### RECORDS

▬▬▬

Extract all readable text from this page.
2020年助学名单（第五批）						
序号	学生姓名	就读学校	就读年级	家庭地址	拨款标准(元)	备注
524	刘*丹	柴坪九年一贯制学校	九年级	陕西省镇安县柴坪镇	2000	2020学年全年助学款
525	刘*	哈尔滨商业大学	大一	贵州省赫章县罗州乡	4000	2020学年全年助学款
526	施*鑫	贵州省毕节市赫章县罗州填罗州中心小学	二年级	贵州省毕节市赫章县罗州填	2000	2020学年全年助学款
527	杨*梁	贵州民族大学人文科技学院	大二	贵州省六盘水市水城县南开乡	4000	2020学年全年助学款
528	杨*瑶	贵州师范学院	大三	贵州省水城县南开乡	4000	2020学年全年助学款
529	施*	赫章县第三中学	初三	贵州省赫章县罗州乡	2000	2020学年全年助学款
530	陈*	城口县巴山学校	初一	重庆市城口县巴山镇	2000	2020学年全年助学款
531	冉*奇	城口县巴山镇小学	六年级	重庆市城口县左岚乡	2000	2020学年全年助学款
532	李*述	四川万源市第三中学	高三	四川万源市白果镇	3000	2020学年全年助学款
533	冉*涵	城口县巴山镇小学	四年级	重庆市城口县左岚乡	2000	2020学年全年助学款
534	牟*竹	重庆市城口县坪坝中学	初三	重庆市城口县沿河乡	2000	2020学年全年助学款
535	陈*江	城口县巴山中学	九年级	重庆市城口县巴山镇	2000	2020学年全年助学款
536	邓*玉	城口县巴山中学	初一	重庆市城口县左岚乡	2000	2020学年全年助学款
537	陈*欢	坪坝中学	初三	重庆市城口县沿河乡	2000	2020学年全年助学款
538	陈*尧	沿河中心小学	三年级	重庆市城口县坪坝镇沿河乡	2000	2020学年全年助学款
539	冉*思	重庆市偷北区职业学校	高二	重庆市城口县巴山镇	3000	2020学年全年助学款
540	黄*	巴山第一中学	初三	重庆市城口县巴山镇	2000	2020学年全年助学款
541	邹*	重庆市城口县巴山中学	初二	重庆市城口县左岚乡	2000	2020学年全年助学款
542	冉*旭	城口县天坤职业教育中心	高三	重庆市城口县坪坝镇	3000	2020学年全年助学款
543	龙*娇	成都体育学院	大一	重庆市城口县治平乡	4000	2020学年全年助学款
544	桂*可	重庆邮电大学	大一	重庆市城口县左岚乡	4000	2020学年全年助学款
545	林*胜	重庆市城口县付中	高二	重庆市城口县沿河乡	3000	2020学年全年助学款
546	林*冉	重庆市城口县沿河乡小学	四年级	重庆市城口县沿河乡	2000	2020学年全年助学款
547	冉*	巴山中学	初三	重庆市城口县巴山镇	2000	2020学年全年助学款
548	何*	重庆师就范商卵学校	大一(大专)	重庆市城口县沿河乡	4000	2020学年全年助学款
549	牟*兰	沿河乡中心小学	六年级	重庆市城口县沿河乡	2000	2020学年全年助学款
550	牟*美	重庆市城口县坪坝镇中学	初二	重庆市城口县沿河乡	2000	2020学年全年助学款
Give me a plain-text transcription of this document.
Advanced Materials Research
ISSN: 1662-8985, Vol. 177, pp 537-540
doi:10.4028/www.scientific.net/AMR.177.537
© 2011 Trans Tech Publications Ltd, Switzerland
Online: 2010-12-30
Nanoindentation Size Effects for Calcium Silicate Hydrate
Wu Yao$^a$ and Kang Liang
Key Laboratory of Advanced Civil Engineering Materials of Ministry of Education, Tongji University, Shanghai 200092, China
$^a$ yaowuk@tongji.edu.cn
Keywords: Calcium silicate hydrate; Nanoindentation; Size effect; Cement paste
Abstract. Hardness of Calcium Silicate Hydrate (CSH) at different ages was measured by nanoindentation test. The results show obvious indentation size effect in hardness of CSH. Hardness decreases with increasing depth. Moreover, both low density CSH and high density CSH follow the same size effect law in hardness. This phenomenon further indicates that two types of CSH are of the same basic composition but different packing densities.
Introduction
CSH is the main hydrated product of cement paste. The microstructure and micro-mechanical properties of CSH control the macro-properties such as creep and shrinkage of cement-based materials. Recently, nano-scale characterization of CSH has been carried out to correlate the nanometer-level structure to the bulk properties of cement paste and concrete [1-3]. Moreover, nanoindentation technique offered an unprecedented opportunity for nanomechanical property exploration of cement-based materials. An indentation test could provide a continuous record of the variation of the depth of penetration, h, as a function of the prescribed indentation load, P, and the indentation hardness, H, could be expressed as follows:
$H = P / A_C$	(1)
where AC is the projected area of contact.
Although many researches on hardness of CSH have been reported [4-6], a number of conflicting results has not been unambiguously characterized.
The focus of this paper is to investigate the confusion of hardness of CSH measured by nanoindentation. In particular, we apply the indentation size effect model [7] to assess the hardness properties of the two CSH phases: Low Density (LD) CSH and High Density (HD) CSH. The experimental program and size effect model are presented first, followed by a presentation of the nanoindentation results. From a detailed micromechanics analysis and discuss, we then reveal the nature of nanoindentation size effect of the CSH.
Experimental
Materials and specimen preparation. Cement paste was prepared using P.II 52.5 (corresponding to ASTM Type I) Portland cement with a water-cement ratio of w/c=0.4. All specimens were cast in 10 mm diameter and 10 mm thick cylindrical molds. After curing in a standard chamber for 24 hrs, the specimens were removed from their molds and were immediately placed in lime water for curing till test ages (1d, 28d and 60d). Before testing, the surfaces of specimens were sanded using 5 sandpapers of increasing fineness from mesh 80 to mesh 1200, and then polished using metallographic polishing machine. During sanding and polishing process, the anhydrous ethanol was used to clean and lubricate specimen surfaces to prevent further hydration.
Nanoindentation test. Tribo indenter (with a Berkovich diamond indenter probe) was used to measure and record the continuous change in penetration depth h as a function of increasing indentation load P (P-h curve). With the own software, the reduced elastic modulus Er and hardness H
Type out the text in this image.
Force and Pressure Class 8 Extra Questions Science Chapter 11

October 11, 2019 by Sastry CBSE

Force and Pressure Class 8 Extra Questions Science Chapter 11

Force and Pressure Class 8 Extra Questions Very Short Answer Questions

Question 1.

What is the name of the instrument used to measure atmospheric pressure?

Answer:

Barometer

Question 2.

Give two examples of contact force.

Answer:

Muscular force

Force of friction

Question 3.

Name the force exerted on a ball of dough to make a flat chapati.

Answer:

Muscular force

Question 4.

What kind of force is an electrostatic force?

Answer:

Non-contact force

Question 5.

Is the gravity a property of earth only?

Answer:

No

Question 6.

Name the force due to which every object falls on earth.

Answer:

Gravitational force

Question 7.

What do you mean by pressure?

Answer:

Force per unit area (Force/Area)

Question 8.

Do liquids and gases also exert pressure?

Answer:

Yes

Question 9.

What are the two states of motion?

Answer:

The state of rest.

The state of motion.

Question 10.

▬▬▬

### SHORT PROBLEM
Of the lines in the material, how many contain the word "Give"? Reply with the number and nothing else.

### EXERCISE RESPONSE
2